» **AIM**:
Reproduce all the lines exactly as they stand, apart from the pictures.

» **Chart and figure data**:
--- Begin ---

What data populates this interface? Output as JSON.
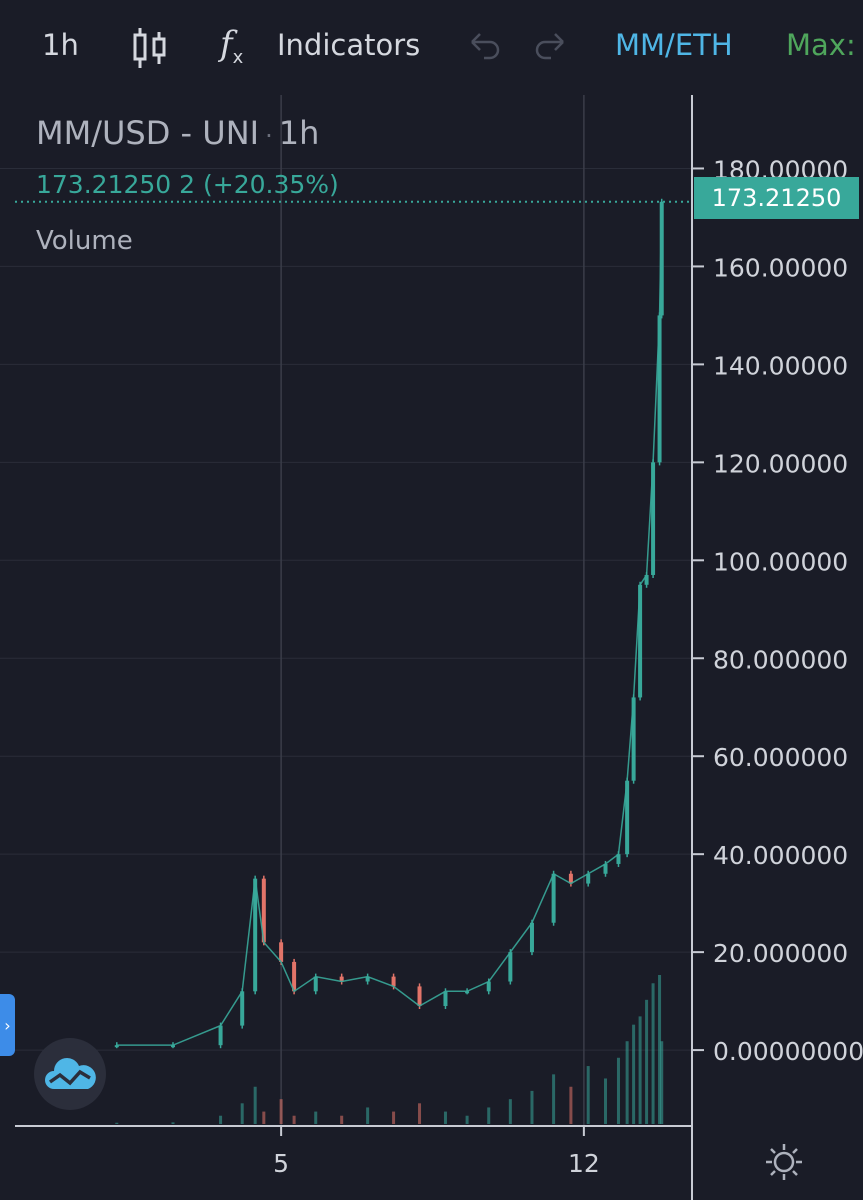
{
  "toolbar": {
    "interval": "1h",
    "indicators_label": "Indicators",
    "pair": "MM/ETH",
    "max_label": "Max:",
    "fx_label": "f",
    "fx_sub": "x",
    "icons": [
      "candlestick-icon",
      "function-icon",
      "undo-icon",
      "redo-icon"
    ]
  },
  "legend": {
    "title": "MM/USD - UNI",
    "separator": "·",
    "interval": "1h",
    "value_line": "173.21250  2 (+20.35%)",
    "volume_label": "Volume"
  },
  "price_badge": "173.21250",
  "side_tab": "›",
  "colors": {
    "background": "#1a1c27",
    "up": "#38a89a",
    "down": "#e27469",
    "axis_text": "#d0d3da",
    "grid": "#2a2d39",
    "accent_blue": "#4fb6e6",
    "accent_green": "#4fa65c"
  },
  "chart_data": {
    "type": "candlestick",
    "title": "MM/USD - UNI",
    "y_ticks": [
      "180.00000",
      "160.00000",
      "140.00000",
      "120.00000",
      "100.00000",
      "80.000000",
      "60.000000",
      "40.000000",
      "20.000000",
      "0.00000000"
    ],
    "y_tick_values": [
      180,
      160,
      140,
      120,
      100,
      80,
      60,
      40,
      20,
      0
    ],
    "ylim": [
      -15.5,
      195
    ],
    "x_ticks": [
      "5",
      "12"
    ],
    "x_tick_values": [
      5,
      12
    ],
    "xlim": [
      -1.5,
      14.5
    ],
    "last_price": 173.2125,
    "change_percent": 20.35,
    "series": [
      {
        "name": "price",
        "x": [
          1.2,
          2.5,
          3.6,
          4.1,
          4.4,
          4.6,
          5.0,
          5.3,
          5.8,
          6.4,
          7.0,
          7.6,
          8.2,
          8.8,
          9.3,
          9.8,
          10.3,
          10.8,
          11.3,
          11.7,
          12.1,
          12.5,
          12.8,
          13.0,
          13.15,
          13.3,
          13.45,
          13.6,
          13.75,
          13.8
        ],
        "values": [
          1,
          1,
          5,
          12,
          35,
          22,
          18,
          12,
          15,
          14,
          15,
          13,
          9,
          12,
          12,
          14,
          20,
          26,
          36,
          34,
          36,
          38,
          40,
          55,
          72,
          95,
          97,
          120,
          150,
          173.2
        ]
      }
    ],
    "volume_max": 36,
    "volume": [
      0.3,
      0.4,
      2,
      5,
      9,
      3,
      6,
      2,
      3,
      2,
      4,
      3,
      5,
      3,
      2,
      4,
      6,
      8,
      12,
      9,
      14,
      11,
      16,
      20,
      24,
      26,
      30,
      34,
      36,
      20
    ]
  }
}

--- End ---

» **CORRECT OUTPUT**:
What data populates this interface? Output as JSON.
{
  "toolbar": {
    "interval": "1h",
    "indicators_label": "Indicators",
    "pair": "MM/ETH",
    "max_label": "Max:",
    "fx_label": "f",
    "fx_sub": "x",
    "icons": [
      "candlestick-icon",
      "function-icon",
      "undo-icon",
      "redo-icon"
    ]
  },
  "legend": {
    "title": "MM/USD - UNI",
    "separator": "·",
    "interval": "1h",
    "value_line": "173.21250  2 (+20.35%)",
    "volume_label": "Volume"
  },
  "price_badge": "173.21250",
  "side_tab": "›",
  "colors": {
    "background": "#1a1c27",
    "up": "#38a89a",
    "down": "#e27469",
    "axis_text": "#d0d3da",
    "grid": "#2a2d39",
    "accent_blue": "#4fb6e6",
    "accent_green": "#4fa65c"
  },
  "chart_data": {
    "type": "candlestick",
    "title": "MM/USD - UNI",
    "y_ticks": [
      "180.00000",
      "160.00000",
      "140.00000",
      "120.00000",
      "100.00000",
      "80.000000",
      "60.000000",
      "40.000000",
      "20.000000",
      "0.00000000"
    ],
    "y_tick_values": [
      180,
      160,
      140,
      120,
      100,
      80,
      60,
      40,
      20,
      0
    ],
    "ylim": [
      -15.5,
      195
    ],
    "x_ticks": [
      "5",
      "12"
    ],
    "x_tick_values": [
      5,
      12
    ],
    "xlim": [
      -1.5,
      14.5
    ],
    "last_price": 173.2125,
    "change_percent": 20.35,
    "series": [
      {
        "name": "price",
        "x": [
          1.2,
          2.5,
          3.6,
          4.1,
          4.4,
          4.6,
          5.0,
          5.3,
          5.8,
          6.4,
          7.0,
          7.6,
          8.2,
          8.8,
          9.3,
          9.8,
          10.3,
          10.8,
          11.3,
          11.7,
          12.1,
          12.5,
          12.8,
          13.0,
          13.15,
          13.3,
          13.45,
          13.6,
          13.75,
          13.8
        ],
        "values": [
          1,
          1,
          5,
          12,
          35,
          22,
          18,
          12,
          15,
          14,
          15,
          13,
          9,
          12,
          12,
          14,
          20,
          26,
          36,
          34,
          36,
          38,
          40,
          55,
          72,
          95,
          97,
          120,
          150,
          173.2
        ]
      }
    ],
    "volume_max": 36,
    "volume": [
      0.3,
      0.4,
      2,
      5,
      9,
      3,
      6,
      2,
      3,
      2,
      4,
      3,
      5,
      3,
      2,
      4,
      6,
      8,
      12,
      9,
      14,
      11,
      16,
      20,
      24,
      26,
      30,
      34,
      36,
      20
    ]
  }
}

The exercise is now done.